# ENTRIES PROVIDED start

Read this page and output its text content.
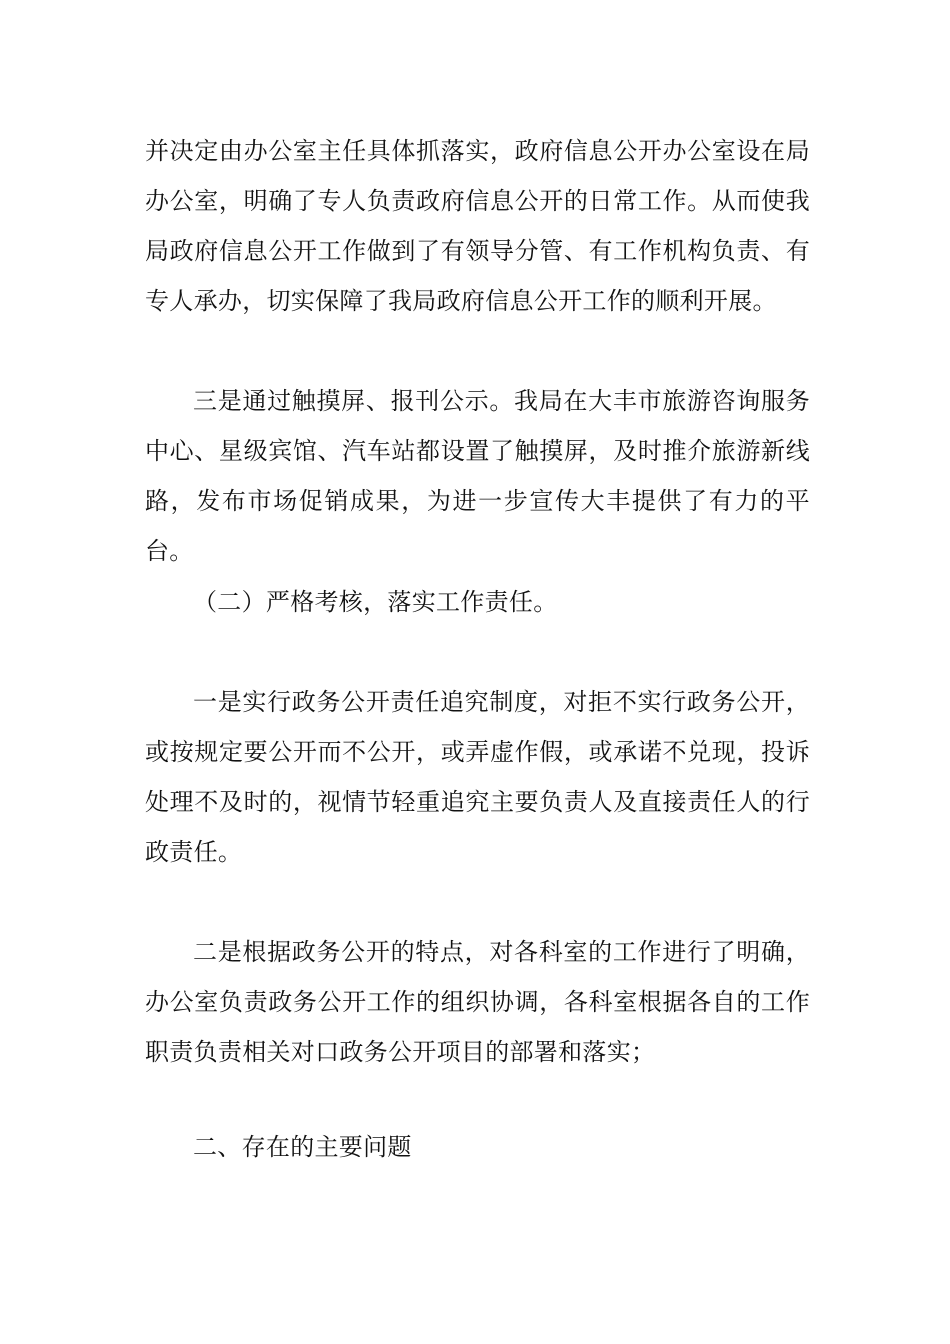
并决定由办公室主任具体抓落实，政府信息公开办公室设在局办公室，明确了专人负责政府信息公开的日常工作。从而使我局政府信息公开工作做到了有领导分管、有工作机构负责、有专人承办，切实保障了我局政府信息公开工作的顺利开展。

三是通过触摸屏、报刊公示。我局在大丰市旅游咨询服务中心、星级宾馆、汽车站都设置了触摸屏，及时推介旅游新线路，发布市场促销成果，为进一步宣传大丰提供了有力的平台。

（二）严格考核，落实工作责任。

一是实行政务公开责任追究制度，对拒不实行政务公开，或按规定要公开而不公开，或弄虚作假，或承诺不兑现，投诉处理不及时的，视情节轻重追究主要负责人及直接责任人的行政责任。

二是根据政务公开的特点，对各科室的工作进行了明确，办公室负责政务公开工作的组织协调，各科室根据各自的工作职责负责相关对口政务公开项目的部署和落实；

二、存在的主要问题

# ENTRIES PROVIDED end

■ **SHORT EXERCISE**
Are you able to set down all the lines above exactly, without any pictures?

■ **RESULT OF THIS TASK**
Read this page and output its text content.
并决定由办公室主任具体抓落实，政府信息公开办公室设在局办公室，明确了专人负责政府信息公开的日常工作。从而使我局政府信息公开工作做到了有领导分管、有工作机构负责、有专人承办，切实保障了我局政府信息公开工作的顺利开展。

三是通过触摸屏、报刊公示。我局在大丰市旅游咨询服务中心、星级宾馆、汽车站都设置了触摸屏，及时推介旅游新线路，发布市场促销成果，为进一步宣传大丰提供了有力的平台。

（二）严格考核，落实工作责任。

一是实行政务公开责任追究制度，对拒不实行政务公开，或按规定要公开而不公开，或弄虚作假，或承诺不兑现，投诉处理不及时的，视情节轻重追究主要负责人及直接责任人的行政责任。

二是根据政务公开的特点，对各科室的工作进行了明确，办公室负责政务公开工作的组织协调，各科室根据各自的工作职责负责相关对口政务公开项目的部署和落实；

二、存在的主要问题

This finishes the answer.